• **Required tasks**:
1. Please answer these questions from the post on dogs and Pesach:
(a) Which kind of dog does the writer prefer?
(b) Which act was applied in the Ontario case?
(c) Who lost that case?
2. Carry on writing the post on dogs and Pesach, starting after its last sentence.

• **Quoted text**:
..........
Wouldn't it be useful to have a dog, pefererably the non-barking
basenji, around one's household at least around Pesach, as the honoured
halachic determinant that it is?

Lehavdil, but an interesting Ontario legal case of not too long ago
pitted a blind woman & her guide dog versus the priest of a Greek
Orthodox church, the latter losing & fined for barring her
dog-accompanied entry into the building as participant in a ritual. The
Ontario Blind Person's Rights Act was applied, but there was an appeal,
on religious freedom grounds, I think, of which I know not the
result. This would relate somewhat to what's discussed at
http://www.daat.ac.il/daat/english/halacha/jachter_1.htm, referred to in
a previous post.
..........
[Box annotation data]
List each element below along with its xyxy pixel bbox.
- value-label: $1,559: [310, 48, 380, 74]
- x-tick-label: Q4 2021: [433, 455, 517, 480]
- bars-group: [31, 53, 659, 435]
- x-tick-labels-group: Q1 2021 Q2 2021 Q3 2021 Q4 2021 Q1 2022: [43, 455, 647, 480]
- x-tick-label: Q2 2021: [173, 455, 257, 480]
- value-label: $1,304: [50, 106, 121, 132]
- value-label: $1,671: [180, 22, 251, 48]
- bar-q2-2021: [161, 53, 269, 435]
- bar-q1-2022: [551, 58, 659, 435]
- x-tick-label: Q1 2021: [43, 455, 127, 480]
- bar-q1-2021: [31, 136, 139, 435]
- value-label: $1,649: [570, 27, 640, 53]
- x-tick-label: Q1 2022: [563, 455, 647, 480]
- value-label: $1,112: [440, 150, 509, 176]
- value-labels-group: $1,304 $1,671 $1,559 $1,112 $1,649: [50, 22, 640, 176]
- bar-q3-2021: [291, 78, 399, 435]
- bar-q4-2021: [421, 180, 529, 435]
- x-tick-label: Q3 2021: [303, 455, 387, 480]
..........
• **Expected results**:
1.
(a) The non-barking basenji
(b) The Ontario Blind Person's Rights Act
(c) The priest of a Greek Orthodox church

2.
In my occupation of the past decades, I have encountered many dogs,
mostly benign & even a pleasure.  But not long ago while dutifully on
delivery, & in a reverie doubtless related to feeling quite poorly at
the time, a large regularly encountered dog greeted my approach with the
usual vocal force, enough this time though to jar me sufficiently that I
felt internally endangered. Its owner I chastised, my words invoking the
danger of provoking heart attack, & the dog (I'm grateful) was never
again seen at my approach.

I mention this episode to attest to what I feel are serious issues
regarding danger of miscarriage from barking dogs.  Women bearing
children in utero are rightfully halchically accepted as being in a
particularly vulnerable state of heart-mind (as the Chinese concept is
often translated), thus subject to protections & exceptions.  Any of us
might be at times prone to not dissimilar states of mind(-heart), & it
is not at all being too subtle to be concerned about such
vulnerabilities.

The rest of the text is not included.